*Information provided:*
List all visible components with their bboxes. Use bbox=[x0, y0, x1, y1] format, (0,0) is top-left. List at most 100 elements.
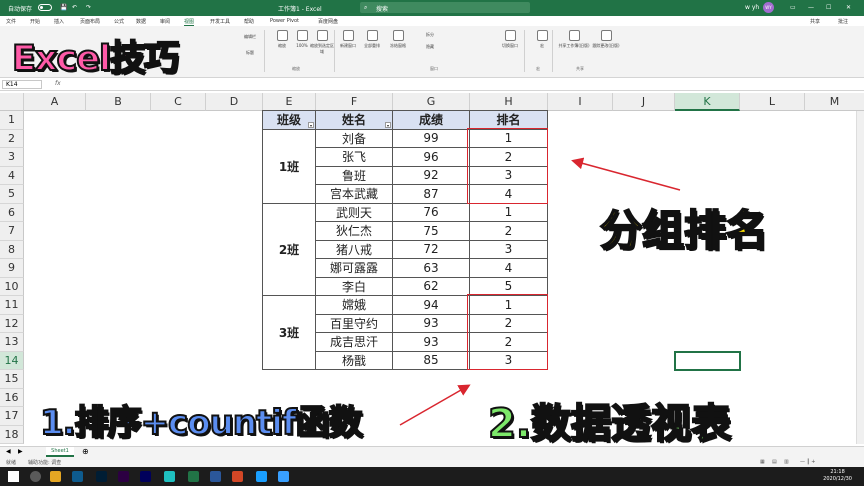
prev-sheet-icon[interactable]: ◀ bbox=[6, 448, 11, 455]
save-icon[interactable]: 💾 bbox=[60, 4, 67, 11]
rank-cell[interactable]: 1 bbox=[470, 203, 548, 222]
app-icon[interactable] bbox=[256, 471, 267, 482]
column-header[interactable]: A bbox=[24, 93, 86, 111]
name-cell[interactable]: 百里守约 bbox=[316, 314, 393, 333]
ribbon-button[interactable]: 宏 bbox=[530, 30, 554, 49]
search-icon[interactable] bbox=[30, 471, 41, 482]
column-header[interactable]: J bbox=[613, 93, 675, 111]
row-header[interactable]: 14 bbox=[0, 351, 24, 370]
row-header[interactable]: 18 bbox=[0, 425, 24, 444]
premiere-icon[interactable] bbox=[118, 471, 129, 482]
vertical-scrollbar[interactable] bbox=[856, 111, 864, 444]
ribbon-button[interactable]: 隐藏 bbox=[418, 44, 442, 50]
name-cell[interactable]: 张飞 bbox=[316, 148, 393, 167]
row-header[interactable]: 4 bbox=[0, 166, 24, 185]
column-header[interactable]: D bbox=[206, 93, 263, 111]
next-sheet-icon[interactable]: ▶ bbox=[18, 448, 23, 455]
photoshop-icon[interactable] bbox=[96, 471, 107, 482]
normal-view-icon[interactable]: ▦ bbox=[760, 459, 765, 465]
score-cell[interactable]: 93 bbox=[393, 333, 470, 352]
score-cell[interactable]: 75 bbox=[393, 222, 470, 241]
name-cell[interactable]: 鲁班 bbox=[316, 166, 393, 185]
name-box[interactable]: K14 bbox=[2, 80, 42, 89]
column-header[interactable]: C bbox=[151, 93, 206, 111]
page-break-icon[interactable]: ▥ bbox=[784, 459, 789, 465]
class-cell[interactable]: 2班 bbox=[263, 203, 316, 296]
ribbon-button[interactable]: 全部重排 bbox=[360, 30, 384, 49]
column-header[interactable]: B bbox=[86, 93, 151, 111]
name-cell[interactable]: 宫本武藏 bbox=[316, 185, 393, 204]
menu-item[interactable]: 帮助 bbox=[244, 18, 254, 25]
table-header-cell[interactable]: 姓名 ▾ bbox=[316, 111, 393, 130]
selected-cell[interactable] bbox=[674, 350, 741, 371]
column-header[interactable]: L bbox=[740, 93, 805, 111]
menu-item[interactable]: 开发工具 bbox=[210, 18, 230, 25]
excel-app-icon[interactable] bbox=[188, 471, 199, 482]
score-cell[interactable]: 92 bbox=[393, 166, 470, 185]
row-header[interactable]: 2 bbox=[0, 129, 24, 148]
maximize-icon[interactable]: ☐ bbox=[826, 4, 831, 11]
name-cell[interactable]: 杨戬 bbox=[316, 351, 393, 370]
score-cell[interactable]: 76 bbox=[393, 203, 470, 222]
redo-icon[interactable]: ↷ bbox=[86, 4, 91, 11]
column-header[interactable]: F bbox=[316, 93, 393, 111]
table-header-cell[interactable]: 班级 ▾ bbox=[263, 111, 316, 130]
filter-dropdown-icon[interactable]: ▾ bbox=[308, 121, 314, 128]
score-cell[interactable]: 96 bbox=[393, 148, 470, 167]
fx-icon[interactable]: fx bbox=[55, 80, 61, 87]
rank-cell[interactable]: 3 bbox=[470, 240, 548, 259]
zoom-slider[interactable]: — ┃ + bbox=[800, 459, 815, 465]
row-header[interactable]: 11 bbox=[0, 296, 24, 315]
class-cell[interactable]: 1班 bbox=[263, 129, 316, 204]
search-box[interactable]: ⌕ 搜索 bbox=[360, 2, 530, 13]
row-header[interactable]: 12 bbox=[0, 314, 24, 333]
score-cell[interactable]: 93 bbox=[393, 314, 470, 333]
ribbon-button[interactable]: 共享工作簿(旧版) bbox=[558, 30, 590, 49]
menu-item[interactable]: 公式 bbox=[114, 18, 124, 25]
row-header[interactable]: 9 bbox=[0, 259, 24, 278]
name-cell[interactable]: 李白 bbox=[316, 277, 393, 296]
row-header[interactable]: 13 bbox=[0, 333, 24, 352]
table-header-cell[interactable]: 成绩 bbox=[393, 111, 470, 130]
ribbon-button[interactable]: 新建窗口 bbox=[336, 30, 360, 49]
row-header[interactable]: 3 bbox=[0, 148, 24, 167]
name-cell[interactable]: 刘备 bbox=[316, 129, 393, 148]
score-cell[interactable]: 99 bbox=[393, 129, 470, 148]
menu-item[interactable]: 文件 bbox=[6, 18, 16, 25]
undo-icon[interactable]: ↶ bbox=[72, 4, 77, 11]
system-clock[interactable]: 21:18 2020/12/30 bbox=[823, 469, 852, 483]
score-cell[interactable]: 87 bbox=[393, 185, 470, 204]
minimize-icon[interactable]: — bbox=[808, 4, 814, 11]
status-accessibility[interactable]: 辅助功能: 调查 bbox=[28, 459, 61, 466]
ribbon-button[interactable]: 跟踪更改(旧版) bbox=[590, 30, 622, 49]
edge-browser-icon[interactable] bbox=[72, 471, 83, 482]
windows-start-icon[interactable] bbox=[8, 471, 19, 482]
powerpoint-app-icon[interactable] bbox=[232, 471, 243, 482]
add-sheet-icon[interactable]: ⊕ bbox=[82, 447, 89, 456]
column-header[interactable]: G bbox=[393, 93, 470, 111]
share-button[interactable]: 共享 bbox=[810, 18, 820, 25]
word-app-icon[interactable] bbox=[210, 471, 221, 482]
ribbon-button[interactable]: 缩放到选定区域 bbox=[310, 30, 334, 55]
file-explorer-icon[interactable] bbox=[50, 471, 61, 482]
menu-item[interactable]: 审阅 bbox=[160, 18, 170, 25]
name-cell[interactable]: 娜可露露 bbox=[316, 259, 393, 278]
ribbon-button[interactable]: 标题 bbox=[238, 50, 262, 56]
cloud-drive-icon[interactable] bbox=[278, 471, 289, 482]
menu-item[interactable]: 百度网盘 bbox=[318, 18, 338, 25]
column-header[interactable]: E bbox=[263, 93, 316, 111]
menu-item[interactable]: 视图 bbox=[184, 18, 195, 26]
rank-cell[interactable]: 2 bbox=[470, 222, 548, 241]
score-cell[interactable]: 94 bbox=[393, 296, 470, 315]
sheet-tab-sheet1[interactable]: Sheet1 bbox=[46, 447, 74, 457]
comments-button[interactable]: 批注 bbox=[838, 18, 848, 25]
row-header[interactable]: 7 bbox=[0, 222, 24, 241]
row-header[interactable]: 10 bbox=[0, 277, 24, 296]
ribbon-button[interactable]: 冻结窗格 bbox=[386, 30, 410, 49]
close-icon[interactable]: ✕ bbox=[846, 4, 851, 11]
row-header[interactable]: 5 bbox=[0, 185, 24, 204]
column-header[interactable]: H bbox=[470, 93, 548, 111]
column-header[interactable]: I bbox=[548, 93, 613, 111]
video-editor-icon[interactable] bbox=[164, 471, 175, 482]
score-cell[interactable]: 63 bbox=[393, 259, 470, 278]
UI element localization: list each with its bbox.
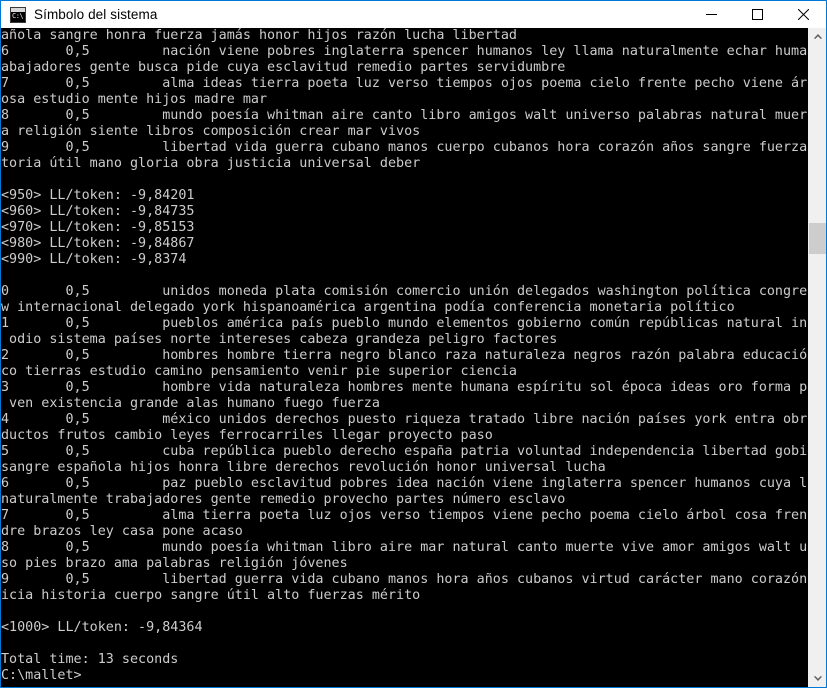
console-line: a religión siente libros composición cre… bbox=[1, 124, 421, 139]
scrollbar-track[interactable] bbox=[809, 45, 826, 670]
console-line: añola sangre honra fuerza jamás honor hi… bbox=[1, 28, 517, 43]
console-line: so pies brazo ama palabras religión jóve… bbox=[1, 556, 348, 571]
console-line: co tierras estudio camino pensamiento ve… bbox=[1, 364, 517, 379]
console-line: 8 0,5 mundo poesía whitman aire canto li… bbox=[1, 108, 808, 123]
console-line: 6 0,5 paz pueblo esclavitud pobres idea … bbox=[1, 476, 808, 491]
chevron-up-icon bbox=[813, 34, 822, 39]
console-line: osa estudio mente hijos madre mar bbox=[1, 92, 268, 107]
console-line: dre brazos ley casa pone acaso bbox=[1, 524, 243, 539]
command-prompt-window: C:\ Símbolo del sistema añola sangre hon… bbox=[0, 0, 827, 688]
scrollbar-thumb[interactable] bbox=[809, 223, 826, 254]
console-line: <1000> LL/token: -9,84364 bbox=[1, 620, 203, 635]
console-line: sangre española hijos honra libre derech… bbox=[1, 460, 606, 475]
console-line: abajadores gente busca pide cuya esclavi… bbox=[1, 60, 566, 75]
console-line: <990> LL/token: -9,8374 bbox=[1, 252, 187, 267]
console-line: <960> LL/token: -9,84735 bbox=[1, 204, 195, 219]
console-line: ven existencia grande alas humano fuego … bbox=[1, 396, 380, 411]
cmd-console-icon: C:\ bbox=[10, 6, 26, 23]
console-area: añola sangre honra fuerza jamás honor hi… bbox=[1, 28, 826, 687]
scroll-down-button[interactable] bbox=[809, 670, 826, 687]
console-line: <980> LL/token: -9,84867 bbox=[1, 236, 195, 251]
title-bar[interactable]: C:\ Símbolo del sistema bbox=[1, 1, 826, 28]
console-line: 4 0,5 méxico unidos derechos puesto riqu… bbox=[1, 412, 808, 427]
console-line: 7 0,5 alma tierra poeta luz ojos verso t… bbox=[1, 508, 808, 523]
console-line: 0 0,5 unidos moneda plata comisión comer… bbox=[1, 284, 808, 299]
chevron-down-icon bbox=[813, 676, 822, 681]
minimize-icon bbox=[705, 14, 717, 15]
maximize-icon bbox=[751, 9, 763, 20]
console-line: 7 0,5 alma ideas tierra poeta luz verso … bbox=[1, 76, 808, 91]
console-line: 1 0,5 pueblos américa país pueblo mundo … bbox=[1, 316, 808, 331]
console-line: 2 0,5 hombres hombre tierra negro blanco… bbox=[1, 348, 808, 363]
vertical-scrollbar[interactable] bbox=[808, 28, 826, 687]
console-line: C:\mallet> bbox=[1, 668, 82, 683]
close-icon bbox=[797, 9, 809, 20]
console-line: Total time: 13 seconds bbox=[1, 652, 179, 667]
minimize-button[interactable] bbox=[688, 1, 734, 28]
console-line: icia historia cuerpo sangre útil alto fu… bbox=[1, 588, 421, 603]
console-output[interactable]: añola sangre honra fuerza jamás honor hi… bbox=[1, 28, 808, 687]
console-line: 3 0,5 hombre vida naturaleza hombres men… bbox=[1, 380, 808, 395]
scroll-up-button[interactable] bbox=[809, 28, 826, 45]
console-line: toria útil mano gloria obra justicia uni… bbox=[1, 156, 421, 171]
console-line: naturalmente trabajadores gente remedio … bbox=[1, 492, 566, 507]
console-line: <970> LL/token: -9,85153 bbox=[1, 220, 195, 235]
console-line: 6 0,5 nación viene pobres inglaterra spe… bbox=[1, 44, 808, 59]
console-line: w internacional delegado york hispanoamé… bbox=[1, 300, 735, 315]
console-line: 5 0,5 cuba república pueblo derecho espa… bbox=[1, 444, 808, 459]
console-line: odio sistema países norte intereses cabe… bbox=[1, 332, 558, 347]
window-controls bbox=[688, 1, 826, 28]
console-line: ductos frutos cambio leyes ferrocarriles… bbox=[1, 428, 493, 443]
console-line: 9 0,5 libertad vida guerra cubano manos … bbox=[1, 140, 808, 155]
console-line: <950> LL/token: -9,84201 bbox=[1, 188, 195, 203]
cmd-icon-prompt-glyph: C:\ bbox=[12, 11, 24, 20]
console-line: 9 0,5 libertad guerra vida cubano manos … bbox=[1, 572, 808, 587]
console-line: 8 0,5 mundo poesía whitman libro aire ma… bbox=[1, 540, 808, 555]
maximize-button[interactable] bbox=[734, 1, 780, 28]
window-title: Símbolo del sistema bbox=[34, 7, 158, 22]
close-button[interactable] bbox=[780, 1, 826, 28]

*Do this:*
Arrange the data lines from the one containing "console-line: a religión" through the one containing "console-line: sangre española" as a Markdown table with two columns, Row (a running number) and Line (the line itself), leaving out any blank lines.

*Task response:*
| Row | Line |
|---|---|
| 1 | console-line: a religión siente libros composición cre… bbox=[1, 124, 421, 139] |
| 2 | scrollbar-track[interactable] bbox=[809, 45, 826, 670] |
| 3 | console-line: añola sangre honra fuerza jamás honor hi… bbox=[1, 28, 517, 43] |
| 4 | console-line: so pies brazo ama palabras religión jóve… bbox=[1, 556, 348, 571] |
| 5 | console-line: co tierras estudio camino pensamiento ve… bbox=[1, 364, 517, 379] |
| 6 | console-line: 8 0,5 mundo poesía whitman aire canto li… bbox=[1, 108, 808, 123] |
| 7 | console-line: 6 0,5 paz pueblo esclavitud pobres idea … bbox=[1, 476, 808, 491] |
| 8 | chevron-up-icon bbox=[813, 34, 822, 39] |
| 9 | console-line: osa estudio mente hijos madre mar bbox=[1, 92, 268, 107] |
| 10 | console-line: dre brazos ley casa pone acaso bbox=[1, 524, 243, 539] |
| 11 | command-prompt-window: C:\ Símbolo del sistema añola sangre hon… bbox=[0, 0, 827, 688] |
| 12 | scrollbar-thumb[interactable] bbox=[809, 223, 826, 254] |
| 13 | console-line: <1000> LL/token: -9,84364 bbox=[1, 620, 203, 635] |
| 14 | console-line: sangre española hijos honra libre derech… bbox=[1, 460, 606, 475] |